## WHAT THE TASK REQUIRES
Copy the listing below in full and skip every picture.

# Start of MATERIALS PROVIDED

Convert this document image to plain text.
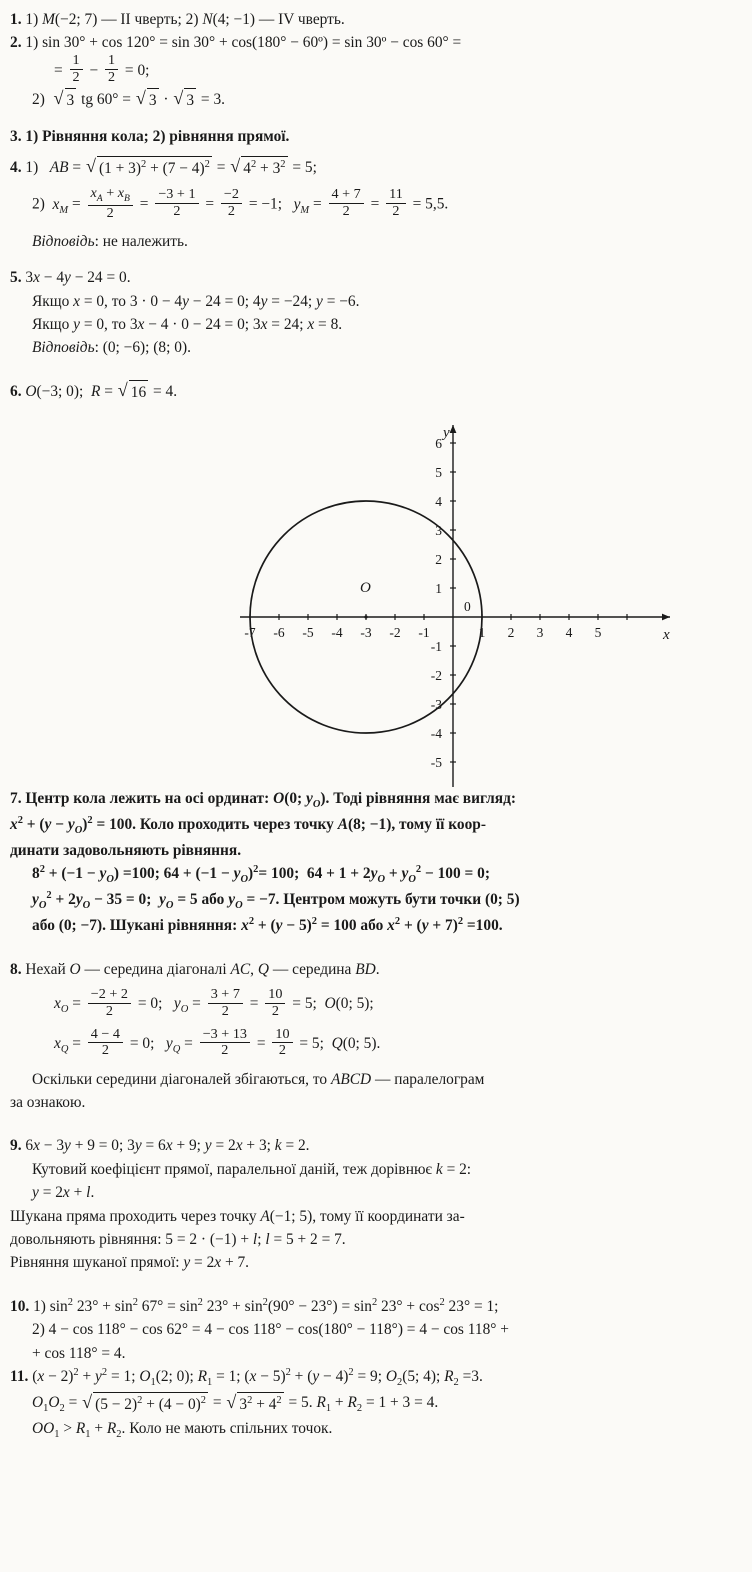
1. 1) M(−2; 7) — II чверть; 2) N(4; −1) — IV чверть.
2. 1) sin 30° + cos 120° = sin 30° + cos(180° − 60º) = sin 30º − cos 60° =
= $\frac{1}{2} - \frac{1}{2} = 0$;
2) √ 3 tg 60° = √ 3 · √ 3 = 3.
3. 1) Рівняння кола; 2) рівняння прямої.
4. 1)   AB = √ $(1 + 3)^2 + (7 - 4)^2$ = √ $4^2 + 3^2 = 5$;
2)  $x_M = \frac{x_A + x_B}{2} = \frac{-3 + 1}{2} = \frac{-2}{2} = -1$;   $y_M = \frac{4 + 7}{2} = \frac{11}{2} = 5,5$.
Відповідь: не належить.
5. 3x − 4y − 24 = 0.
Якщо x = 0, то 3 · 0 − 4y − 24 = 0; 4y = −24; y = −6.
Якщо y = 0, то 3x − 4 · 0 − 24 = 0; 3x = 24; x = 8.
Відповідь: (0; −6); (8; 0).
6. O(−3; 0);  R = √ 16 = 4.
7. Центр кола лежить на осі ординат: O(0; $y_O$). Тоді рівняння має вигляд:
$x^2 + (y - y_O)^2 = 100$. Коло проходить через точку A(8; −1), тому її коор-
динати задовольняють рівняння.
$8^2 + (-1 - y_O) =100$; $64 + (-1 - y_O)^2= 100$;  $64 + 1 + 2y_O + y_O^2 - 100 = 0$;
$y_O^2 + 2y_O - 35 = 0$;  $y_O = 5$ або $y_O = -7$. Центром можуть бути точки (0; 5)
або (0; −7). Шукані рівняння: $x^2 + (y - 5)^2 = 100$ або $x^2 + (y + 7)^2 =100$.
8. Нехай O — середина діагоналі AC, Q — середина BD.
$x_O = \frac{-2 + 2}{2} = 0$;   $y_O = \frac{3 + 7}{2} = \frac{10}{2} = 5$;  O(0; 5);
$x_Q = \frac{4 - 4}{2} = 0$;   $y_Q = \frac{-3 + 13}{2} = \frac{10}{2} = 5$;  Q(0; 5).
Оскільки середини діагоналей збігаються, то ABCD — паралелограм
за ознакою.
9. 6x − 3y + 9 = 0; 3y = 6x + 9; y = 2x + 3; k = 2.
Кутовий коефіцієнт прямої, паралельної даній, теж дорівнює k = 2:
y = 2x + l.
Шукана пряма проходить через точку A(−1; 5), тому її координати за-
довольняють рівняння: 5 = 2 · (−1) + l; l = 5 + 2 = 7.
Рівняння шуканої прямої: y = 2x + 7.
10. 1) $\sin^2 23^\circ + \sin^2 67^\circ = \sin^2 23^\circ + \sin^2(90^\circ - 23^\circ) = \sin^2 23^\circ + \cos^2 23^\circ = 1$;
2) 4 − cos 118° − cos 62° = 4 − cos 118° − cos(180° − 118°) = 4 − cos 118° +
+ cos 118° = 4.
11. $(x - 2)^2 + y^2 = 1$; $O_1(2$; 0); $R_1 = 1$; $(x - 5)^2 + (y - 4)^2 = 9$; $O_2(5$; 4); $R_2 =3$.
$O_1O_2$ = √ $(5 - 2)^2 + (4 - 0)^2$ = √ $3^2 + 4^2 = 5$. $R_1 + R_2 = 1 + 3 = 4$.
$OO_1 > R_1 + R_2$. Коло не мають спільних точок.
-7 -6 -5 -4 -3 -2 -1	1 2 3 4 5
6
5
4
3
2
1
-1
-2
-3
-4
-5
0
x
y
O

# End of MATERIALS PROVIDED

## RESULT OF THE TASK
Convert this document image to plain text.
1. 1) M(−2; 7) — II чверть; 2) N(4; −1) — IV чверть.
2. 1) sin 30° + cos 120° = sin 30° + cos(180° − 60º) = sin 30º − cos 60° =
= $\frac{1}{2} - \frac{1}{2} = 0$;
2) √ 3 tg 60° = √ 3 · √ 3 = 3.
3. 1) Рівняння кола; 2) рівняння прямої.
4. 1)   AB = √ $(1 + 3)^2 + (7 - 4)^2$ = √ $4^2 + 3^2 = 5$;
2)  $x_M = \frac{x_A + x_B}{2} = \frac{-3 + 1}{2} = \frac{-2}{2} = -1$;   $y_M = \frac{4 + 7}{2} = \frac{11}{2} = 5,5$.
Відповідь: не належить.
5. 3x − 4y − 24 = 0.
Якщо x = 0, то 3 · 0 − 4y − 24 = 0; 4y = −24; y = −6.
Якщо y = 0, то 3x − 4 · 0 − 24 = 0; 3x = 24; x = 8.
Відповідь: (0; −6); (8; 0).
6. O(−3; 0);  R = √ 16 = 4.
7. Центр кола лежить на осі ординат: O(0; $y_O$). Тоді рівняння має вигляд:
$x^2 + (y - y_O)^2 = 100$. Коло проходить через точку A(8; −1), тому її коор-
динати задовольняють рівняння.
$8^2 + (-1 - y_O) =100$; $64 + (-1 - y_O)^2= 100$;  $64 + 1 + 2y_O + y_O^2 - 100 = 0$;
$y_O^2 + 2y_O - 35 = 0$;  $y_O = 5$ або $y_O = -7$. Центром можуть бути точки (0; 5)
або (0; −7). Шукані рівняння: $x^2 + (y - 5)^2 = 100$ або $x^2 + (y + 7)^2 =100$.
8. Нехай O — середина діагоналі AC, Q — середина BD.
$x_O = \frac{-2 + 2}{2} = 0$;   $y_O = \frac{3 + 7}{2} = \frac{10}{2} = 5$;  O(0; 5);
$x_Q = \frac{4 - 4}{2} = 0$;   $y_Q = \frac{-3 + 13}{2} = \frac{10}{2} = 5$;  Q(0; 5).
Оскільки середини діагоналей збігаються, то ABCD — паралелограм
за ознакою.
9. 6x − 3y + 9 = 0; 3y = 6x + 9; y = 2x + 3; k = 2.
Кутовий коефіцієнт прямої, паралельної даній, теж дорівнює k = 2:
y = 2x + l.
Шукана пряма проходить через точку A(−1; 5), тому її координати за-
довольняють рівняння: 5 = 2 · (−1) + l; l = 5 + 2 = 7.
Рівняння шуканої прямої: y = 2x + 7.
10. 1) $\sin^2 23^\circ + \sin^2 67^\circ = \sin^2 23^\circ + \sin^2(90^\circ - 23^\circ) = \sin^2 23^\circ + \cos^2 23^\circ = 1$;
2) 4 − cos 118° − cos 62° = 4 − cos 118° − cos(180° − 118°) = 4 − cos 118° +
+ cos 118° = 4.
11. $(x - 2)^2 + y^2 = 1$; $O_1(2$; 0); $R_1 = 1$; $(x - 5)^2 + (y - 4)^2 = 9$; $O_2(5$; 4); $R_2 =3$.
$O_1O_2$ = √ $(5 - 2)^2 + (4 - 0)^2$ = √ $3^2 + 4^2 = 5$. $R_1 + R_2 = 1 + 3 = 4$.
$OO_1 > R_1 + R_2$. Коло не мають спільних точок.
-7 -6 -5 -4 -3 -2 -1	1 2 3 4 5
6
5
4
3
2
1
-1
-2
-3
-4
-5
0
x
y
O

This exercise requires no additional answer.